> **Work instructions**
Read through the records below and copy each line that uses the word "this".

> **Source data**
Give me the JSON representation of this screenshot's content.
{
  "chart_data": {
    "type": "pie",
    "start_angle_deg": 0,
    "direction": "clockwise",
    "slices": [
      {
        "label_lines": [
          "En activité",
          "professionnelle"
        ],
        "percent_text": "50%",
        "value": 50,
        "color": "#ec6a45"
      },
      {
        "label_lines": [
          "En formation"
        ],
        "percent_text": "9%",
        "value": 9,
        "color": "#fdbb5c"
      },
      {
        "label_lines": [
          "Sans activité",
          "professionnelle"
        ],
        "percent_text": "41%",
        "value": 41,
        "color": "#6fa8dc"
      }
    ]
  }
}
--
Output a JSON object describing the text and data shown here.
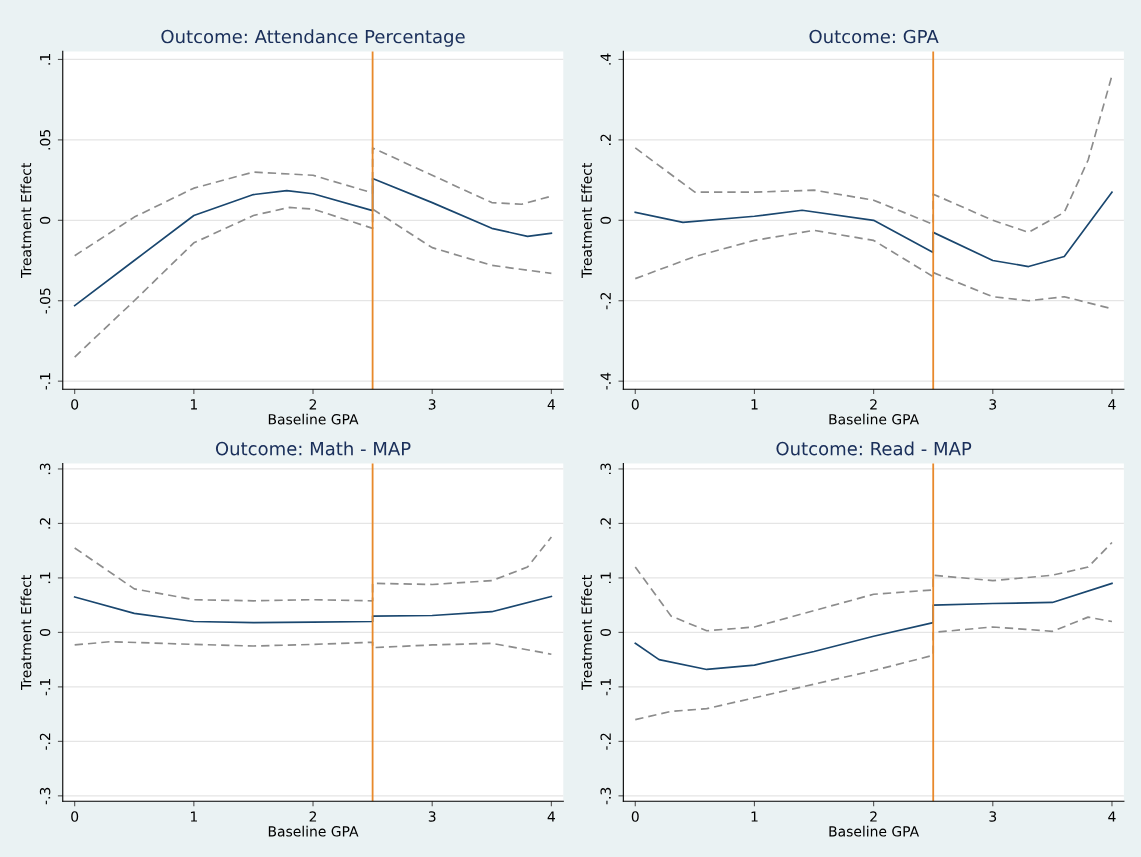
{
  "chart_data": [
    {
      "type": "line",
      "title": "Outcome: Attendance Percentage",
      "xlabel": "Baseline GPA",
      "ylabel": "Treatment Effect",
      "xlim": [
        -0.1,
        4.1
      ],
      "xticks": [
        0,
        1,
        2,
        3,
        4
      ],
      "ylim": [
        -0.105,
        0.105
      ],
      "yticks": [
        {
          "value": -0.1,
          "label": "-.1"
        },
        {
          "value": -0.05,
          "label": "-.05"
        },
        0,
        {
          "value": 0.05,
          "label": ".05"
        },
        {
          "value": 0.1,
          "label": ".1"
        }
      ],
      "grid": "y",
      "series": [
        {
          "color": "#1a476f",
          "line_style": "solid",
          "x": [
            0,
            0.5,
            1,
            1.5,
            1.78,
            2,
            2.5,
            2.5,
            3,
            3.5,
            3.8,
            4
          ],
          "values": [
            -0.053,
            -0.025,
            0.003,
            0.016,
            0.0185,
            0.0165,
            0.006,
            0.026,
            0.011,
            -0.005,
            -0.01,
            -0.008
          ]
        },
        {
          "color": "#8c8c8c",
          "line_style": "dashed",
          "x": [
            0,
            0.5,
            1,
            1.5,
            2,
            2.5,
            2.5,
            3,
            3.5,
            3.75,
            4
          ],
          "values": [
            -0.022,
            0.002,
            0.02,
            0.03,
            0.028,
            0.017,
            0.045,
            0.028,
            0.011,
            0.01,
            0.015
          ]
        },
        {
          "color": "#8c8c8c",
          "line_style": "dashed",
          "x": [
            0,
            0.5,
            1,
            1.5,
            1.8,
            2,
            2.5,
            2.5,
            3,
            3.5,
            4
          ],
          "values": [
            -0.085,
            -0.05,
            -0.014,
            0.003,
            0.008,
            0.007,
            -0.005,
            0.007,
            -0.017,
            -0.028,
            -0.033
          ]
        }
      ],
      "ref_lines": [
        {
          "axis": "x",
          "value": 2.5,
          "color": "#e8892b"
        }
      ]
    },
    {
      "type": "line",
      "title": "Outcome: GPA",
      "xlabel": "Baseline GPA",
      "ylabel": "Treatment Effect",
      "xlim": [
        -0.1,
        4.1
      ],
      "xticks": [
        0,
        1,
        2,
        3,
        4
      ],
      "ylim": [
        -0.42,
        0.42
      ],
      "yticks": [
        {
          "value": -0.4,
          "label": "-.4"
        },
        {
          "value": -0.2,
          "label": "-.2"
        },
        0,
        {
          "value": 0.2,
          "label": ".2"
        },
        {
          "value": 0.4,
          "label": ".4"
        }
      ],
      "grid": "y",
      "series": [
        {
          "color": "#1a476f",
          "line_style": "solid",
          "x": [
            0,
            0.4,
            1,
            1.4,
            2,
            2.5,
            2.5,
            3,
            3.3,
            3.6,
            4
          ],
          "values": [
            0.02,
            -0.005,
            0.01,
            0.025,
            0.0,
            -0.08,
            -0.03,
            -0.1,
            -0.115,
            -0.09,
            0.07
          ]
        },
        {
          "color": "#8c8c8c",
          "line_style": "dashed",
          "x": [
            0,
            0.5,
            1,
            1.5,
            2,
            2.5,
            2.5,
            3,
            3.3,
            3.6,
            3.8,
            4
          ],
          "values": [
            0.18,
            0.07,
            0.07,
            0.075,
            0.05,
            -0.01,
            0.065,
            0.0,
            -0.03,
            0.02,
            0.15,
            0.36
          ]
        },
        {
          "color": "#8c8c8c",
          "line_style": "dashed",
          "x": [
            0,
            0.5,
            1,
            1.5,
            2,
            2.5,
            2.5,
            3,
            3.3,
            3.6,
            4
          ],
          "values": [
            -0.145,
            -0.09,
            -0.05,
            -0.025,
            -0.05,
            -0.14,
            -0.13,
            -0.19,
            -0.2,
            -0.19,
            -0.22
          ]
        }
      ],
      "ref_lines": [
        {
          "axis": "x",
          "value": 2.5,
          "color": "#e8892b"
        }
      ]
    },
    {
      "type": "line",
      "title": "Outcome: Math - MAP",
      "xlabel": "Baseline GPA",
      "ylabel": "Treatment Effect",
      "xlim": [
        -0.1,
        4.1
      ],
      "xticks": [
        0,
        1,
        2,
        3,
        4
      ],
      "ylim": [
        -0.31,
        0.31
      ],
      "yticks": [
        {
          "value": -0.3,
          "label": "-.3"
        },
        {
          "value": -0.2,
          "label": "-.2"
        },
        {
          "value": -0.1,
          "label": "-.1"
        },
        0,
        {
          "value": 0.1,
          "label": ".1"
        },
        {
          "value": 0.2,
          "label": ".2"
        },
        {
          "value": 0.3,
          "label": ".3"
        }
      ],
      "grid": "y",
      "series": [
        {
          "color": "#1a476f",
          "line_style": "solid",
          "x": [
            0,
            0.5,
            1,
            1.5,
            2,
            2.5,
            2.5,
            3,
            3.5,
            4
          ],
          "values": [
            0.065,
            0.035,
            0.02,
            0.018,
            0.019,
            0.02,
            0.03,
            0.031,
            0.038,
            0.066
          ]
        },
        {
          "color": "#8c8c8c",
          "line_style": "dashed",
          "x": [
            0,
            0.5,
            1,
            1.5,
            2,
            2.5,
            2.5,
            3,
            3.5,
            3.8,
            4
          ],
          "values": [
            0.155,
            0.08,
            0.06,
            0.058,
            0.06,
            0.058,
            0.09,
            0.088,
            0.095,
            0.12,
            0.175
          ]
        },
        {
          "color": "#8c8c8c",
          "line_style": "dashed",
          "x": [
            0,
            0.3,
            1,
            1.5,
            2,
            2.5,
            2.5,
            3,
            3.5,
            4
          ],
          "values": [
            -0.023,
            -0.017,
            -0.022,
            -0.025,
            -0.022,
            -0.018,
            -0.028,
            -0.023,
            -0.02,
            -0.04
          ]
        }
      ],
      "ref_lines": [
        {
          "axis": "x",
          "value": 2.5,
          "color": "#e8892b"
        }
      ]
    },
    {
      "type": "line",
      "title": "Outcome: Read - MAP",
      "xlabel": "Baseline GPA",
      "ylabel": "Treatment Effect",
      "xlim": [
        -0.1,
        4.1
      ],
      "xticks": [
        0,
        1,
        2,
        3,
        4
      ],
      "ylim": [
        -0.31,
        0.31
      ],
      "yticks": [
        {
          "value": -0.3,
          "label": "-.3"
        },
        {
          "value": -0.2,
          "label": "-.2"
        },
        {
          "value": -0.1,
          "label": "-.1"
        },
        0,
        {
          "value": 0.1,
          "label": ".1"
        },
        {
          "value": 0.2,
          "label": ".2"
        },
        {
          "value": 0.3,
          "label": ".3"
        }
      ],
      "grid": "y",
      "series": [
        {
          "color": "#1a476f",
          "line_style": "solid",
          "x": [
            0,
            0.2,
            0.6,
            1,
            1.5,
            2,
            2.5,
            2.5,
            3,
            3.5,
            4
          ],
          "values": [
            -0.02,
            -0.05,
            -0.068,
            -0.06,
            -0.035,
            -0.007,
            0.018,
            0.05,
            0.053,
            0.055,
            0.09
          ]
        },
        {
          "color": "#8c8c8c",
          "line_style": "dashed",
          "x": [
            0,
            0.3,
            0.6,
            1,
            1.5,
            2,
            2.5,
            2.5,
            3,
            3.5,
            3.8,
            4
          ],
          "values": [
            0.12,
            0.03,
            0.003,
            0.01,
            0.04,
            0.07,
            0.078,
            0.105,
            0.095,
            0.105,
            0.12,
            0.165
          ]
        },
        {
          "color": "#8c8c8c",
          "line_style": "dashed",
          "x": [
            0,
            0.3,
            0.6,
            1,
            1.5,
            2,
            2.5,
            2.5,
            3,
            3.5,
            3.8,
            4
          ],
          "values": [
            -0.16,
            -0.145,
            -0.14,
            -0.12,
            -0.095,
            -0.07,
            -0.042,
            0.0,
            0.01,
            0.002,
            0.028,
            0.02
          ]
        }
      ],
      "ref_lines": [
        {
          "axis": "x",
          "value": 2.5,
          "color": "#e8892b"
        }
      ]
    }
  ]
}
...
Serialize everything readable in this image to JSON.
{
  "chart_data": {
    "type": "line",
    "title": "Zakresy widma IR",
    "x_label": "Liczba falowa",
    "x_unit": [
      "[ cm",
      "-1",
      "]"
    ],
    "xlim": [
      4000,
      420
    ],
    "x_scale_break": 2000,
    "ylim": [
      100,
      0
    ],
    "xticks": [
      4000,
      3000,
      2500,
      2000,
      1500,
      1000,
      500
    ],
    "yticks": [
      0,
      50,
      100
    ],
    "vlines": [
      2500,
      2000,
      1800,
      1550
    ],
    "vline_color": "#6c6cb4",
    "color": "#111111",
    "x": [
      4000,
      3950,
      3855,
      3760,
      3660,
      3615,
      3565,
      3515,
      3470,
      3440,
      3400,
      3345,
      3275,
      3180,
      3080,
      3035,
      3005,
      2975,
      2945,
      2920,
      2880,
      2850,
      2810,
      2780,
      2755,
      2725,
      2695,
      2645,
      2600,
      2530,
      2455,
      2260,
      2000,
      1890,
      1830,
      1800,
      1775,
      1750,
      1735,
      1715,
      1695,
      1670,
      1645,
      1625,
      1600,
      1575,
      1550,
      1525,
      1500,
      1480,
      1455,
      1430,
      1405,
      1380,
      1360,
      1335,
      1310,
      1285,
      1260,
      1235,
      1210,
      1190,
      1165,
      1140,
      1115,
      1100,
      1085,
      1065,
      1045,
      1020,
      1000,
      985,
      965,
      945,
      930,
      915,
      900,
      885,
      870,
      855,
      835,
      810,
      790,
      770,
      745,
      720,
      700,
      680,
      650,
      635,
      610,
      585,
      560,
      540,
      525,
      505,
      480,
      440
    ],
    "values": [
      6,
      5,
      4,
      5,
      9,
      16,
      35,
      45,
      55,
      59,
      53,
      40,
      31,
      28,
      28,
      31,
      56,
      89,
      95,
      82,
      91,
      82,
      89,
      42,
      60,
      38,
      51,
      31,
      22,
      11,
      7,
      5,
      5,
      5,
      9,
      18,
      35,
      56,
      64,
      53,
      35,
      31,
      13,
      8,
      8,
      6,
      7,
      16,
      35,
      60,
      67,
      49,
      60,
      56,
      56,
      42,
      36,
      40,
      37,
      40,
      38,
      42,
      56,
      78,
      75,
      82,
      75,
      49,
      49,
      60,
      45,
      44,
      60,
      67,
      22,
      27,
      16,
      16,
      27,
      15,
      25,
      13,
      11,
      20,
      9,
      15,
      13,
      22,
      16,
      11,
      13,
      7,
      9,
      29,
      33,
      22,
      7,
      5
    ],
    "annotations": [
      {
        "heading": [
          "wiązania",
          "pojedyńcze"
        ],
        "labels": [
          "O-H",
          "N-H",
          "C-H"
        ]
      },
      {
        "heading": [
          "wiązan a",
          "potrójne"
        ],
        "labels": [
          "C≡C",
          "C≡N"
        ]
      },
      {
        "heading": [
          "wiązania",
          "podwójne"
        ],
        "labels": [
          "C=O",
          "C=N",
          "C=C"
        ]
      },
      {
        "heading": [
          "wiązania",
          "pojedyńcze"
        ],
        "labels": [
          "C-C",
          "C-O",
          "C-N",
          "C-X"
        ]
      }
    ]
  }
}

> **Full response**
Give me the JSON representation of this screenshot's content.
Serialize everything readable in this image to JSON.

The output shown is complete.